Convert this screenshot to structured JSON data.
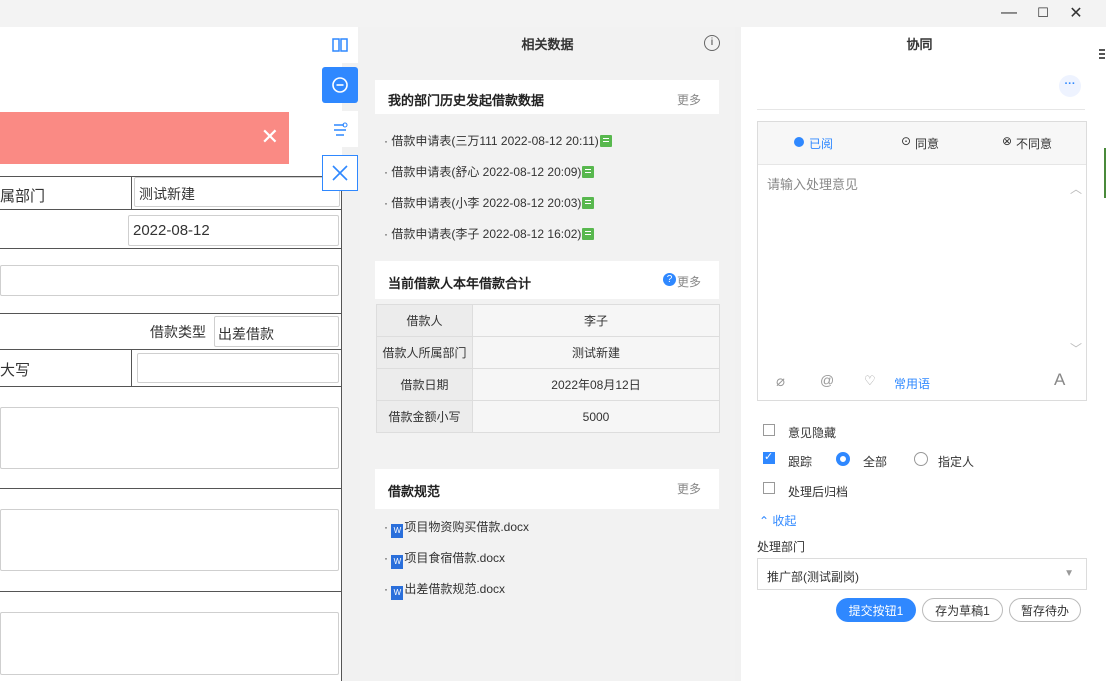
{
  "window": {
    "minimize": "—",
    "maximize": "☐",
    "close": "✕"
  },
  "form": {
    "dept_label": "属部门",
    "dept_value": "测试新建",
    "date_value": "2022-08-12",
    "loan_type_label": "借款类型",
    "loan_type_value": "出差借款",
    "amount_label": "大写"
  },
  "middle": {
    "title": "相关数据",
    "section1": {
      "title": "我的部门历史发起借款数据",
      "more": "更多",
      "items": [
        "借款申请表(三万111 2022-08-12 20:11)",
        "借款申请表(舒心 2022-08-12 20:09)",
        "借款申请表(小李 2022-08-12 20:03)",
        "借款申请表(李子 2022-08-12 16:02)"
      ]
    },
    "section2": {
      "title": "当前借款人本年借款合计",
      "more": "更多",
      "rows": [
        {
          "k": "借款人",
          "v": "李子"
        },
        {
          "k": "借款人所属部门",
          "v": "测试新建"
        },
        {
          "k": "借款日期",
          "v": "2022年08月12日"
        },
        {
          "k": "借款金额小写",
          "v": "5000"
        }
      ]
    },
    "section3": {
      "title": "借款规范",
      "more": "更多",
      "files": [
        "项目物资购买借款.docx",
        "项目食宿借款.docx",
        "出差借款规范.docx"
      ]
    }
  },
  "right": {
    "title": "协同",
    "more_btn": "···",
    "tabs": {
      "read": "已阅",
      "agree": "同意",
      "disagree": "不同意"
    },
    "opinion_placeholder": "请输入处理意见",
    "phrases": "常用语",
    "font_btn": "A",
    "hide_opinion": "意见隐藏",
    "track": "跟踪",
    "track_all": "全部",
    "track_person": "指定人",
    "archive": "处理后归档",
    "collapse": "收起",
    "dept_label": "处理部门",
    "dept_value": "推广部(测试副岗)",
    "submit": "提交按钮1",
    "draft": "存为草稿1",
    "pending": "暂存待办"
  },
  "colors": {
    "accent": "#2f88ff",
    "banner": "#fa8a84",
    "doc_green": "#58b84e"
  }
}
──────────────────────────────
_What to do_:
Which lines in the data above contain "title"? Show each one.

_Response for this exercise_:
    "title": "相关数据",
      "title": "我的部门历史发起借款数据",
      "title": "当前借款人本年借款合计",
      "title": "借款规范",
    "title": "协同",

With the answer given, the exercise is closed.